## begin Listing

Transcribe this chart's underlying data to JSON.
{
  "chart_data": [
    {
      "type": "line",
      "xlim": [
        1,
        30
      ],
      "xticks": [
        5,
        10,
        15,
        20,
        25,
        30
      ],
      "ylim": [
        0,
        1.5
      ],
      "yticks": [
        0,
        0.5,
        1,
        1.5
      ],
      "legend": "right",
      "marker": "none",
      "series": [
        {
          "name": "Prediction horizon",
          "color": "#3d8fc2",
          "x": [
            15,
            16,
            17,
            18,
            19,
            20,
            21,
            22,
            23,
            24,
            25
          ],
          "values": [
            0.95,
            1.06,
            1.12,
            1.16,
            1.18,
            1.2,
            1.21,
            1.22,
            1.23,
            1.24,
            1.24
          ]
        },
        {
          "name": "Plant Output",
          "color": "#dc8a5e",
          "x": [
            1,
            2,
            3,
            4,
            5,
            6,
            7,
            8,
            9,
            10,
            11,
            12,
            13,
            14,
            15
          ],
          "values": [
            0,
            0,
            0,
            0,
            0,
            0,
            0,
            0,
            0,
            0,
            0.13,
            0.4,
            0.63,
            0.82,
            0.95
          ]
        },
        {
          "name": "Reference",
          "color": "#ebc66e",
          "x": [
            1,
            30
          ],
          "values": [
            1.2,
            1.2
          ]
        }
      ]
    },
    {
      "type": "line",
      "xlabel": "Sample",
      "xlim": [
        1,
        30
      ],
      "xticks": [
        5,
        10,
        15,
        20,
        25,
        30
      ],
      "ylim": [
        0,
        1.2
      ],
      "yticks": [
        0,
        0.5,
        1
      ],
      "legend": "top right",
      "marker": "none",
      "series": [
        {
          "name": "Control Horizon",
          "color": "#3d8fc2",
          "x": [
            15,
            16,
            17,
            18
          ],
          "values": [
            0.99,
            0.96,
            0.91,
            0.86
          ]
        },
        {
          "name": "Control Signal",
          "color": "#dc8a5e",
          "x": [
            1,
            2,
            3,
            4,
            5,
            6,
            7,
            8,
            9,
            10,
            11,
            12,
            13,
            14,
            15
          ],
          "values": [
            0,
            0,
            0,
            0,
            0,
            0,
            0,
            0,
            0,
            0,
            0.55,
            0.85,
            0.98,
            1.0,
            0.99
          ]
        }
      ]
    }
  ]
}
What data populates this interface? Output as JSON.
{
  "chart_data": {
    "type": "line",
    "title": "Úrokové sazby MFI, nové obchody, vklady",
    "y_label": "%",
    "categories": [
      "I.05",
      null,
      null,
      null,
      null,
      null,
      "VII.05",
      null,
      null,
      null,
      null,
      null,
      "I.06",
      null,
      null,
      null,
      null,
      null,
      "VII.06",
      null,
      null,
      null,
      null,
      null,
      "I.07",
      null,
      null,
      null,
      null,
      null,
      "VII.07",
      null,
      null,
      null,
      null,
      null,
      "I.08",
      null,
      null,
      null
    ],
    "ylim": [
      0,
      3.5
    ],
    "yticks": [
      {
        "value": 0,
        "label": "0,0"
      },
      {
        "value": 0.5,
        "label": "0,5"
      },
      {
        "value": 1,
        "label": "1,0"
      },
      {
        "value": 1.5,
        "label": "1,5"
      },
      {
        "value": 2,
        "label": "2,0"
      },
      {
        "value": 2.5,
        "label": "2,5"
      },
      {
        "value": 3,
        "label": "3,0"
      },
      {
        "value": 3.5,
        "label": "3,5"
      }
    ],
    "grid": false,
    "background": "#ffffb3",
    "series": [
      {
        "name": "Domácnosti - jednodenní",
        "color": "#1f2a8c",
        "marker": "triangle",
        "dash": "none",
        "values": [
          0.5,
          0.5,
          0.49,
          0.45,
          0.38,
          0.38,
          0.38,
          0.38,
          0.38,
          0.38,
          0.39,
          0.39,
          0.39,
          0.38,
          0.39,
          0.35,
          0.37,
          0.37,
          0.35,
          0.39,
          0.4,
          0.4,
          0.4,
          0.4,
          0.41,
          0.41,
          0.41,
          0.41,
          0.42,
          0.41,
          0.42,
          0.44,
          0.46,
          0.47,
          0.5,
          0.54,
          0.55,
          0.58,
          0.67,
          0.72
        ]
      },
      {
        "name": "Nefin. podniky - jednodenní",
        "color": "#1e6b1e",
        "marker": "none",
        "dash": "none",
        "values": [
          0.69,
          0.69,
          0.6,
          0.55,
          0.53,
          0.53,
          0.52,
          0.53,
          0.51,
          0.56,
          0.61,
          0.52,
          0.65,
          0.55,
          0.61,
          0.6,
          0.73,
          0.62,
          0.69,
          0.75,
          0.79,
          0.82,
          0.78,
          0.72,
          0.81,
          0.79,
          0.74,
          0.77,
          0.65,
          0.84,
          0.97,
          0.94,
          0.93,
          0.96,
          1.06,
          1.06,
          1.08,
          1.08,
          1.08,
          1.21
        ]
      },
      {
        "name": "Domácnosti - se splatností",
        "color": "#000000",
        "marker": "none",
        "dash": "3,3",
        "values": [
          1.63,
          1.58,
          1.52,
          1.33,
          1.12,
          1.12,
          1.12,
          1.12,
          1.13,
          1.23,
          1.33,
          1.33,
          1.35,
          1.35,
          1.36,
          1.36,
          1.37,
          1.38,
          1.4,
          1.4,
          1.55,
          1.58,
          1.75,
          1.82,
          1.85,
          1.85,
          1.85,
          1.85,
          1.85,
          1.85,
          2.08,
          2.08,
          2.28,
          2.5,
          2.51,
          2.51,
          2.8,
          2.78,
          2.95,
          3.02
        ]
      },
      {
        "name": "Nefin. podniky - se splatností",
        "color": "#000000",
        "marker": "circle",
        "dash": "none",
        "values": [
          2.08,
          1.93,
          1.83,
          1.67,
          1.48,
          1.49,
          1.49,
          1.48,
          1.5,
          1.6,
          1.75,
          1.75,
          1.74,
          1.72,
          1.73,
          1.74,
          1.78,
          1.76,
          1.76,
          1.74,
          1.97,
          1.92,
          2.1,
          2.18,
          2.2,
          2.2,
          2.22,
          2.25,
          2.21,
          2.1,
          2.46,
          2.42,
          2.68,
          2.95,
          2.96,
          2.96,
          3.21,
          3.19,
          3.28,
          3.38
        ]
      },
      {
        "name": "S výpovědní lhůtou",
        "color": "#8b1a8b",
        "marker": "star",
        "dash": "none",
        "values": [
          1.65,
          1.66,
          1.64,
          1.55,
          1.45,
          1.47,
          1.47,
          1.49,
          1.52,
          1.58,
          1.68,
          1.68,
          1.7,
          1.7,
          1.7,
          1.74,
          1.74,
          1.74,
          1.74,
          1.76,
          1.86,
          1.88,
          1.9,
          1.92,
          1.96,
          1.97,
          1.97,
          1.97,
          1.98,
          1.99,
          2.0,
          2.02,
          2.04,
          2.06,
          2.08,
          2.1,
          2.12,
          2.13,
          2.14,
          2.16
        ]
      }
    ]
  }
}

## end Listing

» Directions:
Write the entries again, exactly as they stand.

» Worked answer:
Transcribe this chart's underlying data to JSON.
{
  "chart_data": [
    {
      "type": "line",
      "xlim": [
        1,
        30
      ],
      "xticks": [
        5,
        10,
        15,
        20,
        25,
        30
      ],
      "ylim": [
        0,
        1.5
      ],
      "yticks": [
        0,
        0.5,
        1,
        1.5
      ],
      "legend": "right",
      "marker": "none",
      "series": [
        {
          "name": "Prediction horizon",
          "color": "#3d8fc2",
          "x": [
            15,
            16,
            17,
            18,
            19,
            20,
            21,
            22,
            23,
            24,
            25
          ],
          "values": [
            0.95,
            1.06,
            1.12,
            1.16,
            1.18,
            1.2,
            1.21,
            1.22,
            1.23,
            1.24,
            1.24
          ]
        },
        {
          "name": "Plant Output",
          "color": "#dc8a5e",
          "x": [
            1,
            2,
            3,
            4,
            5,
            6,
            7,
            8,
            9,
            10,
            11,
            12,
            13,
            14,
            15
          ],
          "values": [
            0,
            0,
            0,
            0,
            0,
            0,
            0,
            0,
            0,
            0,
            0.13,
            0.4,
            0.63,
            0.82,
            0.95
          ]
        },
        {
          "name": "Reference",
          "color": "#ebc66e",
          "x": [
            1,
            30
          ],
          "values": [
            1.2,
            1.2
          ]
        }
      ]
    },
    {
      "type": "line",
      "xlabel": "Sample",
      "xlim": [
        1,
        30
      ],
      "xticks": [
        5,
        10,
        15,
        20,
        25,
        30
      ],
      "ylim": [
        0,
        1.2
      ],
      "yticks": [
        0,
        0.5,
        1
      ],
      "legend": "top right",
      "marker": "none",
      "series": [
        {
          "name": "Control Horizon",
          "color": "#3d8fc2",
          "x": [
            15,
            16,
            17,
            18
          ],
          "values": [
            0.99,
            0.96,
            0.91,
            0.86
          ]
        },
        {
          "name": "Control Signal",
          "color": "#dc8a5e",
          "x": [
            1,
            2,
            3,
            4,
            5,
            6,
            7,
            8,
            9,
            10,
            11,
            12,
            13,
            14,
            15
          ],
          "values": [
            0,
            0,
            0,
            0,
            0,
            0,
            0,
            0,
            0,
            0,
            0.55,
            0.85,
            0.98,
            1.0,
            0.99
          ]
        }
      ]
    }
  ]
}
What data populates this interface? Output as JSON.
{
  "chart_data": {
    "type": "line",
    "title": "Úrokové sazby MFI, nové obchody, vklady",
    "y_label": "%",
    "categories": [
      "I.05",
      null,
      null,
      null,
      null,
      null,
      "VII.05",
      null,
      null,
      null,
      null,
      null,
      "I.06",
      null,
      null,
      null,
      null,
      null,
      "VII.06",
      null,
      null,
      null,
      null,
      null,
      "I.07",
      null,
      null,
      null,
      null,
      null,
      "VII.07",
      null,
      null,
      null,
      null,
      null,
      "I.08",
      null,
      null,
      null
    ],
    "ylim": [
      0,
      3.5
    ],
    "yticks": [
      {
        "value": 0,
        "label": "0,0"
      },
      {
        "value": 0.5,
        "label": "0,5"
      },
      {
        "value": 1,
        "label": "1,0"
      },
      {
        "value": 1.5,
        "label": "1,5"
      },
      {
        "value": 2,
        "label": "2,0"
      },
      {
        "value": 2.5,
        "label": "2,5"
      },
      {
        "value": 3,
        "label": "3,0"
      },
      {
        "value": 3.5,
        "label": "3,5"
      }
    ],
    "grid": false,
    "background": "#ffffb3",
    "series": [
      {
        "name": "Domácnosti - jednodenní",
        "color": "#1f2a8c",
        "marker": "triangle",
        "dash": "none",
        "values": [
          0.5,
          0.5,
          0.49,
          0.45,
          0.38,
          0.38,
          0.38,
          0.38,
          0.38,
          0.38,
          0.39,
          0.39,
          0.39,
          0.38,
          0.39,
          0.35,
          0.37,
          0.37,
          0.35,
          0.39,
          0.4,
          0.4,
          0.4,
          0.4,
          0.41,
          0.41,
          0.41,
          0.41,
          0.42,
          0.41,
          0.42,
          0.44,
          0.46,
          0.47,
          0.5,
          0.54,
          0.55,
          0.58,
          0.67,
          0.72
        ]
      },
      {
        "name": "Nefin. podniky - jednodenní",
        "color": "#1e6b1e",
        "marker": "none",
        "dash": "none",
        "values": [
          0.69,
          0.69,
          0.6,
          0.55,
          0.53,
          0.53,
          0.52,
          0.53,
          0.51,
          0.56,
          0.61,
          0.52,
          0.65,
          0.55,
          0.61,
          0.6,
          0.73,
          0.62,
          0.69,
          0.75,
          0.79,
          0.82,
          0.78,
          0.72,
          0.81,
          0.79,
          0.74,
          0.77,
          0.65,
          0.84,
          0.97,
          0.94,
          0.93,
          0.96,
          1.06,
          1.06,
          1.08,
          1.08,
          1.08,
          1.21
        ]
      },
      {
        "name": "Domácnosti - se splatností",
        "color": "#000000",
        "marker": "none",
        "dash": "3,3",
        "values": [
          1.63,
          1.58,
          1.52,
          1.33,
          1.12,
          1.12,
          1.12,
          1.12,
          1.13,
          1.23,
          1.33,
          1.33,
          1.35,
          1.35,
          1.36,
          1.36,
          1.37,
          1.38,
          1.4,
          1.4,
          1.55,
          1.58,
          1.75,
          1.82,
          1.85,
          1.85,
          1.85,
          1.85,
          1.85,
          1.85,
          2.08,
          2.08,
          2.28,
          2.5,
          2.51,
          2.51,
          2.8,
          2.78,
          2.95,
          3.02
        ]
      },
      {
        "name": "Nefin. podniky - se splatností",
        "color": "#000000",
        "marker": "circle",
        "dash": "none",
        "values": [
          2.08,
          1.93,
          1.83,
          1.67,
          1.48,
          1.49,
          1.49,
          1.48,
          1.5,
          1.6,
          1.75,
          1.75,
          1.74,
          1.72,
          1.73,
          1.74,
          1.78,
          1.76,
          1.76,
          1.74,
          1.97,
          1.92,
          2.1,
          2.18,
          2.2,
          2.2,
          2.22,
          2.25,
          2.21,
          2.1,
          2.46,
          2.42,
          2.68,
          2.95,
          2.96,
          2.96,
          3.21,
          3.19,
          3.28,
          3.38
        ]
      },
      {
        "name": "S výpovědní lhůtou",
        "color": "#8b1a8b",
        "marker": "star",
        "dash": "none",
        "values": [
          1.65,
          1.66,
          1.64,
          1.55,
          1.45,
          1.47,
          1.47,
          1.49,
          1.52,
          1.58,
          1.68,
          1.68,
          1.7,
          1.7,
          1.7,
          1.74,
          1.74,
          1.74,
          1.74,
          1.76,
          1.86,
          1.88,
          1.9,
          1.92,
          1.96,
          1.97,
          1.97,
          1.97,
          1.98,
          1.99,
          2.0,
          2.02,
          2.04,
          2.06,
          2.08,
          2.1,
          2.12,
          2.13,
          2.14,
          2.16
        ]
      }
    ]
  }
}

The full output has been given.